Lines of data
********
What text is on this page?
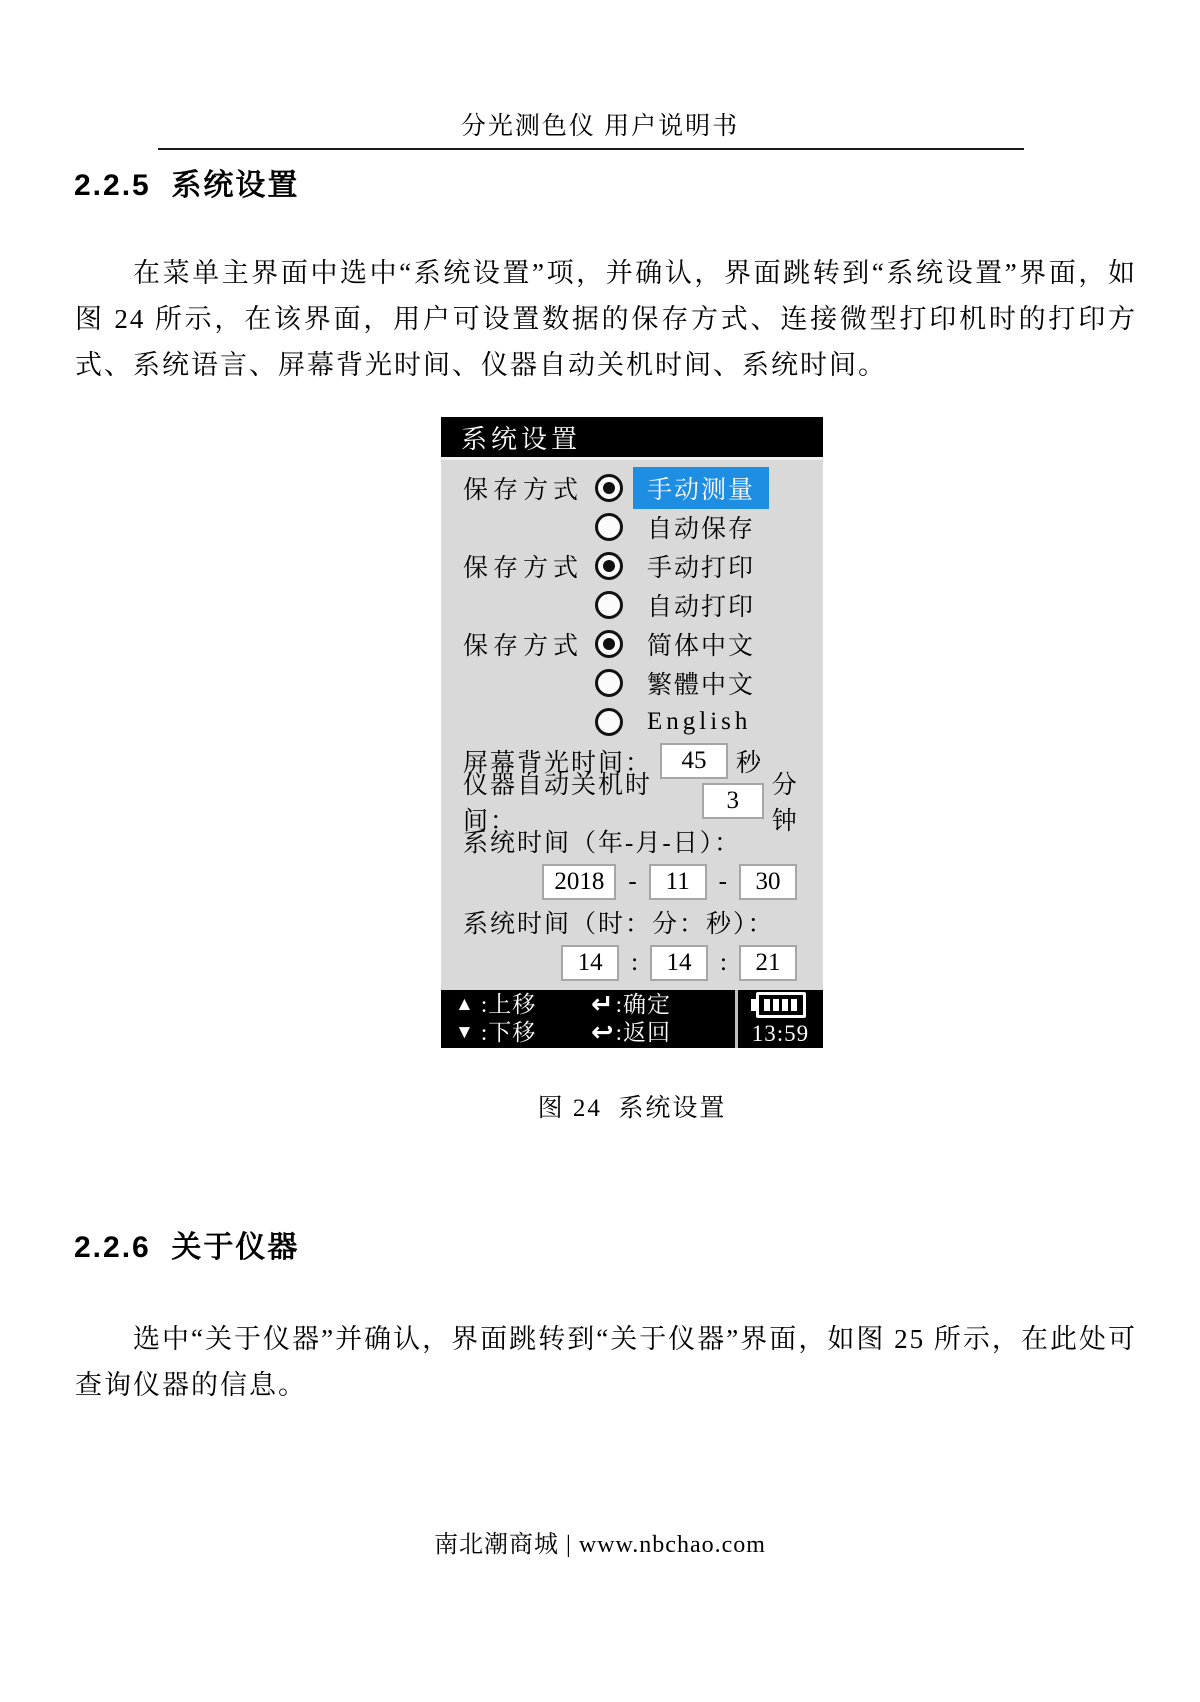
分光测色仪 用户说明书
2.2.5  系统设置
在菜单主界面中选中“系统设置”项，并确认，界面跳转到“系统设置”界面，如图 24 所示，在该界面，用户可设置数据的保存方式、连接微型打印机时的打印方式、系统语言、屏幕背光时间、仪器自动关机时间、系统时间。
系统设置
保存方式	手动测量
自动保存
保存方式	手动打印
自动打印
保存方式	简体中文
繁體中文
English
屏幕背光时间：	45	秒
仪器自动关机时间：
3
分钟
系统时间（年-月-日）：
2018 -	11	-	30
系统时间（时：分：秒）：
14	:	14	:	21
▲ :上移 ↵ :确定
▼ :下移 ↩ :返回	13:59
图 24  系统设置
2.2.6  关于仪器
选中“关于仪器”并确认，界面跳转到“关于仪器”界面，如图 25 所示，在此处可查询仪器的信息。
南北潮商城 | www.nbchao.com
********
◆ Requirement: Repeat each entry exactly as given; no pictures belong in the copy.

◆ Output for this exercise:
What text is on this page?
分光测色仪 用户说明书
2.2.5  系统设置
在菜单主界面中选中“系统设置”项，并确认，界面跳转到“系统设置”界面，如图 24 所示，在该界面，用户可设置数据的保存方式、连接微型打印机时的打印方式、系统语言、屏幕背光时间、仪器自动关机时间、系统时间。
系统设置
保存方式	手动测量
自动保存
保存方式	手动打印
自动打印
保存方式	简体中文
繁體中文
English
屏幕背光时间：	45	秒
仪器自动关机时间：
3
分钟
系统时间（年-月-日）：
2018 -	11	-	30
系统时间（时：分：秒）：
14	:	14	:	21
▲ :上移 ↵ :确定
▼ :下移 ↩ :返回	13:59
图 24  系统设置
2.2.6  关于仪器
选中“关于仪器”并确认，界面跳转到“关于仪器”界面，如图 25 所示，在此处可查询仪器的信息。
南北潮商城 | www.nbchao.com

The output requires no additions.